**What is expected:**
Below are some entries. Output each one exactly as it appears.

---- Supplied data

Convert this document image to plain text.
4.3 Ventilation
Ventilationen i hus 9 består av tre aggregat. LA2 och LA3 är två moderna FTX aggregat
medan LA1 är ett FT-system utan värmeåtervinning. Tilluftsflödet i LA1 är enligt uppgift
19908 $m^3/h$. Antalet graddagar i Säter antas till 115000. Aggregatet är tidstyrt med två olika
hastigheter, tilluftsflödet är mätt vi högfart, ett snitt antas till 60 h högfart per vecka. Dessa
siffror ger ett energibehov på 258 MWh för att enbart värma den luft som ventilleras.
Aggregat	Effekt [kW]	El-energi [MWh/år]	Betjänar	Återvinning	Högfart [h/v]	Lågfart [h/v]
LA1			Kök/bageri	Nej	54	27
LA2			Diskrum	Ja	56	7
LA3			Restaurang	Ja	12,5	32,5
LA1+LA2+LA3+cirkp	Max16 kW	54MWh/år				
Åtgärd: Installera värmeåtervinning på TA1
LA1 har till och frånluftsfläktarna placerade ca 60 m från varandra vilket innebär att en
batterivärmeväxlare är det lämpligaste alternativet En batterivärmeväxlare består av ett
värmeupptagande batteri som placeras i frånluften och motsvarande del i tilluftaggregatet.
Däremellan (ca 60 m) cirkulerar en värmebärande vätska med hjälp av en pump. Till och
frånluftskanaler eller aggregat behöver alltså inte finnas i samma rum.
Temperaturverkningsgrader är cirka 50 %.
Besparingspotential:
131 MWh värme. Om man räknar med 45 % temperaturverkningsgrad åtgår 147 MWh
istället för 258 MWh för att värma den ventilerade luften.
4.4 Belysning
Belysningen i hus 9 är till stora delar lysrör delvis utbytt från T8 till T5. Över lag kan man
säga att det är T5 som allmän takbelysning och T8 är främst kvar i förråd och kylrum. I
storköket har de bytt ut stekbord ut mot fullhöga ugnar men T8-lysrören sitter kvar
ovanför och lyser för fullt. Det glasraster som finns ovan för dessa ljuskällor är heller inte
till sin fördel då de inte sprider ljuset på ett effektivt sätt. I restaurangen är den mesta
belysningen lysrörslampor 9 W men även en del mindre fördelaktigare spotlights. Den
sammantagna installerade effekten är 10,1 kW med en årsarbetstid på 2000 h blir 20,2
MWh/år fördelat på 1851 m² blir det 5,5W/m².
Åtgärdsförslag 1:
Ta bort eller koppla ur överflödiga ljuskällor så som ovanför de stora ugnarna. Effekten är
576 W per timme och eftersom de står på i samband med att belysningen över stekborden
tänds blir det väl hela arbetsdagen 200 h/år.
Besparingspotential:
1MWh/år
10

--------

**Solved problem:**
Convert this document image to plain text.
4.3 Ventilation
Ventilationen i hus 9 består av tre aggregat. LA2 och LA3 är två moderna FTX aggregat
medan LA1 är ett FT-system utan värmeåtervinning. Tilluftsflödet i LA1 är enligt uppgift
19908 $m^3/h$. Antalet graddagar i Säter antas till 115000. Aggregatet är tidstyrt med två olika
hastigheter, tilluftsflödet är mätt vi högfart, ett snitt antas till 60 h högfart per vecka. Dessa
siffror ger ett energibehov på 258 MWh för att enbart värma den luft som ventilleras.
Aggregat	Effekt [kW]	El-energi [MWh/år]	Betjänar	Återvinning	Högfart [h/v]	Lågfart [h/v]
LA1			Kök/bageri	Nej	54	27
LA2			Diskrum	Ja	56	7
LA3			Restaurang	Ja	12,5	32,5
LA1+LA2+LA3+cirkp	Max16 kW	54MWh/år				
Åtgärd: Installera värmeåtervinning på TA1
LA1 har till och frånluftsfläktarna placerade ca 60 m från varandra vilket innebär att en
batterivärmeväxlare är det lämpligaste alternativet En batterivärmeväxlare består av ett
värmeupptagande batteri som placeras i frånluften och motsvarande del i tilluftaggregatet.
Däremellan (ca 60 m) cirkulerar en värmebärande vätska med hjälp av en pump. Till och
frånluftskanaler eller aggregat behöver alltså inte finnas i samma rum.
Temperaturverkningsgrader är cirka 50 %.
Besparingspotential:
131 MWh värme. Om man räknar med 45 % temperaturverkningsgrad åtgår 147 MWh
istället för 258 MWh för att värma den ventilerade luften.
4.4 Belysning
Belysningen i hus 9 är till stora delar lysrör delvis utbytt från T8 till T5. Över lag kan man
säga att det är T5 som allmän takbelysning och T8 är främst kvar i förråd och kylrum. I
storköket har de bytt ut stekbord ut mot fullhöga ugnar men T8-lysrören sitter kvar
ovanför och lyser för fullt. Det glasraster som finns ovan för dessa ljuskällor är heller inte
till sin fördel då de inte sprider ljuset på ett effektivt sätt. I restaurangen är den mesta
belysningen lysrörslampor 9 W men även en del mindre fördelaktigare spotlights. Den
sammantagna installerade effekten är 10,1 kW med en årsarbetstid på 2000 h blir 20,2
MWh/år fördelat på 1851 m² blir det 5,5W/m².
Åtgärdsförslag 1:
Ta bort eller koppla ur överflödiga ljuskällor så som ovanför de stora ugnarna. Effekten är
576 W per timme och eftersom de står på i samband med att belysningen över stekborden
tänds blir det väl hela arbetsdagen 200 h/år.
Besparingspotential:
1MWh/år
10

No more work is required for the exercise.